→ **Challenge**
Where does the string "Maker" appear? Copy every line of the entries below that holds it.

→ **Data**
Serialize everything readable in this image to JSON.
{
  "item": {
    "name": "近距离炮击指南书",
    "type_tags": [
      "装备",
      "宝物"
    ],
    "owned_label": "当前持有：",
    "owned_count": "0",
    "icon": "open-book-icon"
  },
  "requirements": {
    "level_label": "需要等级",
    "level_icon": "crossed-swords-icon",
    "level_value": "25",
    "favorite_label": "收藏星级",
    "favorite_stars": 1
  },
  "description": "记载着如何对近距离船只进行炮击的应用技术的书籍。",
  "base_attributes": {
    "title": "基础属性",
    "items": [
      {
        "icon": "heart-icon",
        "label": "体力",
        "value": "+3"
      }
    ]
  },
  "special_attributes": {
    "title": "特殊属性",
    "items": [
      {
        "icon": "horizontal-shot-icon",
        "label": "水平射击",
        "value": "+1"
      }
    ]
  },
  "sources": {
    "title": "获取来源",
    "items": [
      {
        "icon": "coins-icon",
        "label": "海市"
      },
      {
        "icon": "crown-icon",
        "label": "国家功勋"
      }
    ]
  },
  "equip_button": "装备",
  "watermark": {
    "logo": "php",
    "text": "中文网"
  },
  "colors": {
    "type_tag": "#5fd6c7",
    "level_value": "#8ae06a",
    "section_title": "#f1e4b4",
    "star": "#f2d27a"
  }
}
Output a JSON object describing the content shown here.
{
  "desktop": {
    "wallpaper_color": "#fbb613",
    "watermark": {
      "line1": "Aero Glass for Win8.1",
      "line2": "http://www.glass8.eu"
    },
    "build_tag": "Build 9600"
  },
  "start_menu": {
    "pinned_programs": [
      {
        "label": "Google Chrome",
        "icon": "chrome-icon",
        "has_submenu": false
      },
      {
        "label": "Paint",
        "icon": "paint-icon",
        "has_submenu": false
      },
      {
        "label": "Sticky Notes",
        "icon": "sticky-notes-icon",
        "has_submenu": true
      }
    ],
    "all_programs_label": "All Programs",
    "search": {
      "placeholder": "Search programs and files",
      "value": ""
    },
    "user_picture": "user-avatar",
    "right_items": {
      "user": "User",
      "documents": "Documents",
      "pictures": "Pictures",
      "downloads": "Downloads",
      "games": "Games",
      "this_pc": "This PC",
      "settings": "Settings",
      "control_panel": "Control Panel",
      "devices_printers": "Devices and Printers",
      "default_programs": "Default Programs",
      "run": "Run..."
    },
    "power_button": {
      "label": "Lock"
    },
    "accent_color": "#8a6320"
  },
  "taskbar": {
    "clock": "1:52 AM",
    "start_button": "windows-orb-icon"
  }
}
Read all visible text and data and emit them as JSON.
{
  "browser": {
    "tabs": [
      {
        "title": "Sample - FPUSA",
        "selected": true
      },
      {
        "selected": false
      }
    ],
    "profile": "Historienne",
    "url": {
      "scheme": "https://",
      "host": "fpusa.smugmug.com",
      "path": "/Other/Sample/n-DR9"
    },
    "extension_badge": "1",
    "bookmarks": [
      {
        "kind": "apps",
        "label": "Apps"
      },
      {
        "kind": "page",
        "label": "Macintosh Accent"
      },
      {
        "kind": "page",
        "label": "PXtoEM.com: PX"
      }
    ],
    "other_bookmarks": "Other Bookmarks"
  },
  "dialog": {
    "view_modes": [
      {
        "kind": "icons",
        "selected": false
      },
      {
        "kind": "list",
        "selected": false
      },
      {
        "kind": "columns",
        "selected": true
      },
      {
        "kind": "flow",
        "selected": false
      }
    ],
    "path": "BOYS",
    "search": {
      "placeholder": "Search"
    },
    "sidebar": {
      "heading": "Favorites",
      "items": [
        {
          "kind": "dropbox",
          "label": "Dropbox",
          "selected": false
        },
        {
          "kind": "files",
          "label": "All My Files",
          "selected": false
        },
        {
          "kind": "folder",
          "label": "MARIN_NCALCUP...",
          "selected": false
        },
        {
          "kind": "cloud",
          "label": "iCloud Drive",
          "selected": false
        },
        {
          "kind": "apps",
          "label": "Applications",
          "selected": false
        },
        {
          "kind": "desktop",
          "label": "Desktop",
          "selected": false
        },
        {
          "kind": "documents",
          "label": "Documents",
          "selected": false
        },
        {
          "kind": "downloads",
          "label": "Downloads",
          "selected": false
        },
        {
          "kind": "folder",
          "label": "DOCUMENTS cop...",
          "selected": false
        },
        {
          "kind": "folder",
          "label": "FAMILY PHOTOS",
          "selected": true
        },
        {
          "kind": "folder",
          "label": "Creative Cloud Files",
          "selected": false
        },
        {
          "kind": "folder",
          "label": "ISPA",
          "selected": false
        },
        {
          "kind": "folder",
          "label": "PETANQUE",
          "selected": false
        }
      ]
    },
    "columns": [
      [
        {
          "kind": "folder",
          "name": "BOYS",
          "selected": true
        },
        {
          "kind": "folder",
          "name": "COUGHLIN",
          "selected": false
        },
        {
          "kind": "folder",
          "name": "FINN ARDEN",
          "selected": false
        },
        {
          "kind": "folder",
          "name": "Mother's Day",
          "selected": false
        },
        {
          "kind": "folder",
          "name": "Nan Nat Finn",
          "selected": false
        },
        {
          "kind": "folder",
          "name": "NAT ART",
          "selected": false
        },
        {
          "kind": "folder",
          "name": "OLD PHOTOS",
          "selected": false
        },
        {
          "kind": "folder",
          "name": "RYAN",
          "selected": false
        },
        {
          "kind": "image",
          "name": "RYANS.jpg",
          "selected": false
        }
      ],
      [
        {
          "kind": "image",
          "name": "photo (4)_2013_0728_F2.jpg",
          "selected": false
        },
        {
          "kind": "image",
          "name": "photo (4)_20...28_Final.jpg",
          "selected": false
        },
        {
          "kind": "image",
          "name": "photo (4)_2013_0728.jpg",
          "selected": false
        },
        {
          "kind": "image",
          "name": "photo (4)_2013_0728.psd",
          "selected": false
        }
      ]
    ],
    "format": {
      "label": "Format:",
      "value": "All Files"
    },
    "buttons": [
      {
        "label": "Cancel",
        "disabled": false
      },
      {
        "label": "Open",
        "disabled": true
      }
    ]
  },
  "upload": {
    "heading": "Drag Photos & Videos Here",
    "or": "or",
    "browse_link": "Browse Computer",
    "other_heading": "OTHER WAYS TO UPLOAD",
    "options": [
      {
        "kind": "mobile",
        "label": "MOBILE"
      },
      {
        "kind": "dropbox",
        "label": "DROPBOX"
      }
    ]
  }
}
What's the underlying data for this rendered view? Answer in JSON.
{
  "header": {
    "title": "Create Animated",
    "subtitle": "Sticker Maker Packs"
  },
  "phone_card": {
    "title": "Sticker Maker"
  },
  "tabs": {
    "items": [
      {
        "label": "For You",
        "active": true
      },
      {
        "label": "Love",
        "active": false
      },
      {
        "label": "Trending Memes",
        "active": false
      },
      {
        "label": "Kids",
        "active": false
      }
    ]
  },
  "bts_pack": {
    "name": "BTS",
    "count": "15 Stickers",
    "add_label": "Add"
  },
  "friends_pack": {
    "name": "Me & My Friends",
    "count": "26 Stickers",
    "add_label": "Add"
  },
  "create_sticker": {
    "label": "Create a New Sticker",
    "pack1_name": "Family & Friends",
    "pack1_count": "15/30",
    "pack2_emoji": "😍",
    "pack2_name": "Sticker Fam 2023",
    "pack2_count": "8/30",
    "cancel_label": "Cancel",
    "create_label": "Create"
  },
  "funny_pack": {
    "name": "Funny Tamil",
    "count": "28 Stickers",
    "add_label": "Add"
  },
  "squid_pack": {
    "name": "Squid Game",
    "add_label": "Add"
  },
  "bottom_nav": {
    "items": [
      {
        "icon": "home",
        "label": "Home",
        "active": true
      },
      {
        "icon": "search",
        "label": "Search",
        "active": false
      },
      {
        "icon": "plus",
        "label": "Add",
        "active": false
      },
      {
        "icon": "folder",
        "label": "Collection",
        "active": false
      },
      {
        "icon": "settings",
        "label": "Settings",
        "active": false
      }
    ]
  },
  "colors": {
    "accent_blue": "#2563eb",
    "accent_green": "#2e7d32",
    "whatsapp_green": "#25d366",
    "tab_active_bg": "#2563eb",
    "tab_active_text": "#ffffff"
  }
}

→ **Final result**
    "subtitle": "Sticker Maker Packs"
    "title": "Sticker Maker"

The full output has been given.